ENTRIES SHOWN
((

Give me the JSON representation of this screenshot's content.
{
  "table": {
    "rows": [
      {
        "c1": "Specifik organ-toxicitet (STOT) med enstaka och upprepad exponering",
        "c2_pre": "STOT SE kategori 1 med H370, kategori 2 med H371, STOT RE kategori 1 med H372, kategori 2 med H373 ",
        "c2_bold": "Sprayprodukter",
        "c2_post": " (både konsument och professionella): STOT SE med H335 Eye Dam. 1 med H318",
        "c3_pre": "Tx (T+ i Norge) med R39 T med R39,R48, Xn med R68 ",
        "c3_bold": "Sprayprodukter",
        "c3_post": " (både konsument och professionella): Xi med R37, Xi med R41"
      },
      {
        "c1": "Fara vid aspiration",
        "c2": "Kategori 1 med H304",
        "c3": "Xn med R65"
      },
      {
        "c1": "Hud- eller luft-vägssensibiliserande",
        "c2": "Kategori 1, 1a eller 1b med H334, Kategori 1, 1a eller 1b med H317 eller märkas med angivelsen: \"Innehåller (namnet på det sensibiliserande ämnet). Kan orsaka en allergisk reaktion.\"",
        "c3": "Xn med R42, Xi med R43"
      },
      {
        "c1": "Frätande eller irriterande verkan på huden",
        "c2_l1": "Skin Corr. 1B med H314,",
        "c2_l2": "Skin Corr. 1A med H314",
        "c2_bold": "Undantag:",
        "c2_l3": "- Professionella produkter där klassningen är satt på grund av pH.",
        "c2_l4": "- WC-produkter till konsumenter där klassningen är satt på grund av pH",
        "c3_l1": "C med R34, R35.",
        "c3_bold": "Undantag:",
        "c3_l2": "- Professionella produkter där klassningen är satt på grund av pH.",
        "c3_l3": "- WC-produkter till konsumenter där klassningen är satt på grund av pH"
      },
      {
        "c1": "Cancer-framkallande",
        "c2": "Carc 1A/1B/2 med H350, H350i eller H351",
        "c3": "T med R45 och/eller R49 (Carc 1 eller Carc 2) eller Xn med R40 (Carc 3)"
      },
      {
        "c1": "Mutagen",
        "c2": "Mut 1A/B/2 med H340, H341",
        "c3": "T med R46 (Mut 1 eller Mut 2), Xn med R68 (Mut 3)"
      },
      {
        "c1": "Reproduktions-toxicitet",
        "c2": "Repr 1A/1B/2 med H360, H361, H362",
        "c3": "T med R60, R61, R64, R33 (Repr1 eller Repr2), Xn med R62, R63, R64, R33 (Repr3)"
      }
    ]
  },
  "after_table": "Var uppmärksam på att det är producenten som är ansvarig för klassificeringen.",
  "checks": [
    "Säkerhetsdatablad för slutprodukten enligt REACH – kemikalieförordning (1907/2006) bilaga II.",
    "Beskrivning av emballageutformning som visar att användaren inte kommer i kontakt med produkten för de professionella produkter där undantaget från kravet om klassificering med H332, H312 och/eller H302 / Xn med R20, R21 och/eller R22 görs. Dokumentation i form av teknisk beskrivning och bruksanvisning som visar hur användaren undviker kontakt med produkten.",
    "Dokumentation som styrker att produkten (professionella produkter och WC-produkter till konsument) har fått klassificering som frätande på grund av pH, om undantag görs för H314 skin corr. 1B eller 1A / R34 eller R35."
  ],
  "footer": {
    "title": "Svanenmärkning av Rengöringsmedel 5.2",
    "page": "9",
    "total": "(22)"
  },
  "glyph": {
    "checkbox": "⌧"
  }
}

))

YOUR OBJECTIVE
Print the records above in full, exactly.

SOLUTION FOR THIS EXERCISE
Give me the JSON representation of this screenshot's content.
{
  "table": {
    "rows": [
      {
        "c1": "Specifik organ-toxicitet (STOT) med enstaka och upprepad exponering",
        "c2_pre": "STOT SE kategori 1 med H370, kategori 2 med H371, STOT RE kategori 1 med H372, kategori 2 med H373 ",
        "c2_bold": "Sprayprodukter",
        "c2_post": " (både konsument och professionella): STOT SE med H335 Eye Dam. 1 med H318",
        "c3_pre": "Tx (T+ i Norge) med R39 T med R39,R48, Xn med R68 ",
        "c3_bold": "Sprayprodukter",
        "c3_post": " (både konsument och professionella): Xi med R37, Xi med R41"
      },
      {
        "c1": "Fara vid aspiration",
        "c2": "Kategori 1 med H304",
        "c3": "Xn med R65"
      },
      {
        "c1": "Hud- eller luft-vägssensibiliserande",
        "c2": "Kategori 1, 1a eller 1b med H334, Kategori 1, 1a eller 1b med H317 eller märkas med angivelsen: \"Innehåller (namnet på det sensibiliserande ämnet). Kan orsaka en allergisk reaktion.\"",
        "c3": "Xn med R42, Xi med R43"
      },
      {
        "c1": "Frätande eller irriterande verkan på huden",
        "c2_l1": "Skin Corr. 1B med H314,",
        "c2_l2": "Skin Corr. 1A med H314",
        "c2_bold": "Undantag:",
        "c2_l3": "- Professionella produkter där klassningen är satt på grund av pH.",
        "c2_l4": "- WC-produkter till konsumenter där klassningen är satt på grund av pH",
        "c3_l1": "C med R34, R35.",
        "c3_bold": "Undantag:",
        "c3_l2": "- Professionella produkter där klassningen är satt på grund av pH.",
        "c3_l3": "- WC-produkter till konsumenter där klassningen är satt på grund av pH"
      },
      {
        "c1": "Cancer-framkallande",
        "c2": "Carc 1A/1B/2 med H350, H350i eller H351",
        "c3": "T med R45 och/eller R49 (Carc 1 eller Carc 2) eller Xn med R40 (Carc 3)"
      },
      {
        "c1": "Mutagen",
        "c2": "Mut 1A/B/2 med H340, H341",
        "c3": "T med R46 (Mut 1 eller Mut 2), Xn med R68 (Mut 3)"
      },
      {
        "c1": "Reproduktions-toxicitet",
        "c2": "Repr 1A/1B/2 med H360, H361, H362",
        "c3": "T med R60, R61, R64, R33 (Repr1 eller Repr2), Xn med R62, R63, R64, R33 (Repr3)"
      }
    ]
  },
  "after_table": "Var uppmärksam på att det är producenten som är ansvarig för klassificeringen.",
  "checks": [
    "Säkerhetsdatablad för slutprodukten enligt REACH – kemikalieförordning (1907/2006) bilaga II.",
    "Beskrivning av emballageutformning som visar att användaren inte kommer i kontakt med produkten för de professionella produkter där undantaget från kravet om klassificering med H332, H312 och/eller H302 / Xn med R20, R21 och/eller R22 görs. Dokumentation i form av teknisk beskrivning och bruksanvisning som visar hur användaren undviker kontakt med produkten.",
    "Dokumentation som styrker att produkten (professionella produkter och WC-produkter till konsument) har fått klassificering som frätande på grund av pH, om undantag görs för H314 skin corr. 1B eller 1A / R34 eller R35."
  ],
  "footer": {
    "title": "Svanenmärkning av Rengöringsmedel 5.2",
    "page": "9",
    "total": "(22)"
  },
  "glyph": {
    "checkbox": "⌧"
  }
}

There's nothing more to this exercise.